CSF fluid with numerous large B lymphoid cell not normally seen in normal CSF. (a) Tumor cell has multilobed nuclei which predominate. (b) Tumor cell has centrally located nucleolus and an appreciable amount of basophilic cytoplasm. (c and d). Immunoblasts with plasmacytoid differentiation.
Because of the significant disease burden, the patient was started on R-CHOP therapy that includes: Rituximab, Cyclophosphamide, Doxorubicin, Vincristine, and Prednisone. The patient was also started on intrathecal methotrexate treatments for the LC and discharged after the initial treatments. The patient was followed outpatient where he has a significant reduction of the size of his axillary lymph node and continued outpatient chemotherapy with intrathecal treatments with methotrexate. On re-examination during his admissions for intrathecal treatments, re-examination showed slight improvement of extra-ocular movements as the patient was able to abduct his eye approximately 4mm after the multiple treatments however complete resolution was not achieved. After four months, the patient’s lymphoma became to treatment however after extensive discussion, the patient opted to defer any further treatment and decided to transfer to hospice care.

==========

Please copy the lymphoma case excerpt above word for word.

[Structured page parsing data]
==========

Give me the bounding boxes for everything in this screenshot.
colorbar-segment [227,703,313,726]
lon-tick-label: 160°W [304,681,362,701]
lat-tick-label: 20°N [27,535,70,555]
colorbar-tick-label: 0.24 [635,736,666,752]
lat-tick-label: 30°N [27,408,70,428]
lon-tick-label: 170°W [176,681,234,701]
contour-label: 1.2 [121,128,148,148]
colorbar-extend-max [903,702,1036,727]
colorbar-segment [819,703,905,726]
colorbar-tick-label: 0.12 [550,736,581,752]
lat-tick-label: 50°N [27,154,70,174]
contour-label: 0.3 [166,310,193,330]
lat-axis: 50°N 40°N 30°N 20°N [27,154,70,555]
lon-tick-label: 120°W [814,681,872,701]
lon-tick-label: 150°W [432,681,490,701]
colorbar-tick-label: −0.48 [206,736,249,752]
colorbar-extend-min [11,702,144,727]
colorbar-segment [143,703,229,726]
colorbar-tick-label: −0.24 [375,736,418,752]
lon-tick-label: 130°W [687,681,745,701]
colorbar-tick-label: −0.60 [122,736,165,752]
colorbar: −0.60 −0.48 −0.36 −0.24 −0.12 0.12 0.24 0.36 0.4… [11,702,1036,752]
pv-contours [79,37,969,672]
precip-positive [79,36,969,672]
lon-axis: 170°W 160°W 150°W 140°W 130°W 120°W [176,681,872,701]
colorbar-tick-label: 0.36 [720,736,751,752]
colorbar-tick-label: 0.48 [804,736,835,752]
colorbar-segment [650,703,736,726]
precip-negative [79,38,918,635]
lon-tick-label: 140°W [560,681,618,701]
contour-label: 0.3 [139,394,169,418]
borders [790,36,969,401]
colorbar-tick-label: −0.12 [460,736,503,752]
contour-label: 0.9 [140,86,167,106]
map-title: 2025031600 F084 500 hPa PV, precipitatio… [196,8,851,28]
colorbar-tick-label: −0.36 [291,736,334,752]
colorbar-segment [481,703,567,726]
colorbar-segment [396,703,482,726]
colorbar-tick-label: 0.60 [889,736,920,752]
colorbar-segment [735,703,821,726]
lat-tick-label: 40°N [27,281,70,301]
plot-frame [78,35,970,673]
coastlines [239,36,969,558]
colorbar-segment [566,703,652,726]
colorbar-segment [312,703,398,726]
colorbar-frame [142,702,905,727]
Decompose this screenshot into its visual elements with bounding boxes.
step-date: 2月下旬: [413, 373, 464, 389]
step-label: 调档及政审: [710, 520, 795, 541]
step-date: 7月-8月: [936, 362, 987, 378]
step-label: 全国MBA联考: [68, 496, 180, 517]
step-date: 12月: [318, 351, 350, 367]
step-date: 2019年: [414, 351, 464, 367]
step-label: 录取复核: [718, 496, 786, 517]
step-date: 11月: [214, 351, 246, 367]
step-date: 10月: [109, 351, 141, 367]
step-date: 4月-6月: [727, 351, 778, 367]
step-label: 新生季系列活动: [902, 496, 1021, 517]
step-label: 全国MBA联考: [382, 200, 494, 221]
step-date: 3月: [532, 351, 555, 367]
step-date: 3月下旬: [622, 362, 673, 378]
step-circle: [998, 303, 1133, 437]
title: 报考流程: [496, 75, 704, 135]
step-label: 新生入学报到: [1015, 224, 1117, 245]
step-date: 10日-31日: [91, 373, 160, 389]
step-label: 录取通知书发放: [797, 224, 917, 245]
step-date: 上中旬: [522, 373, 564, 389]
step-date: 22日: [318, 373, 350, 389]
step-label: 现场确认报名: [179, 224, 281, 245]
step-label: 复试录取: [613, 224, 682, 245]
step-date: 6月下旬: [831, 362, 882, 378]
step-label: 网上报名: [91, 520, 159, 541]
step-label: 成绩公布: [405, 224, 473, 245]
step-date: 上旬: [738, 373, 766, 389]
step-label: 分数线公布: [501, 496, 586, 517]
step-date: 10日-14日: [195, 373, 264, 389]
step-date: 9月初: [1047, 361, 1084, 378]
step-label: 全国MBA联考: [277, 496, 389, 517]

==========

**Result**
CSF fluid with numerous large B lymphoid cell not normally seen in normal CSF. (a) Tumor cell has multilobed nuclei which predominate. (b) Tumor cell has centrally located nucleolus and an appreciable amount of basophilic cytoplasm. (c and d). Immunoblasts with plasmacytoid differentiation.
Because of the significant disease burden, the patient was started on R-CHOP therapy that includes: Rituximab, Cyclophosphamide, Doxorubicin, Vincristine, and Prednisone. The patient was also started on intrathecal methotrexate treatments for the LC and discharged after the initial treatments. The patient was followed outpatient where he has a significant reduction of the size of his axillary lymph node and continued outpatient chemotherapy with intrathecal treatments with methotrexate. On re-examination during his admissions for intrathecal treatments, re-examination showed slight improvement of extra-ocular movements as the patient was able to abduct his eye approximately 4mm after the multiple treatments however complete resolution was not achieved. After four months, the patient’s lymphoma became to treatment however after extensive discussion, the patient opted to defer any further treatment and decided to transfer to hospice care.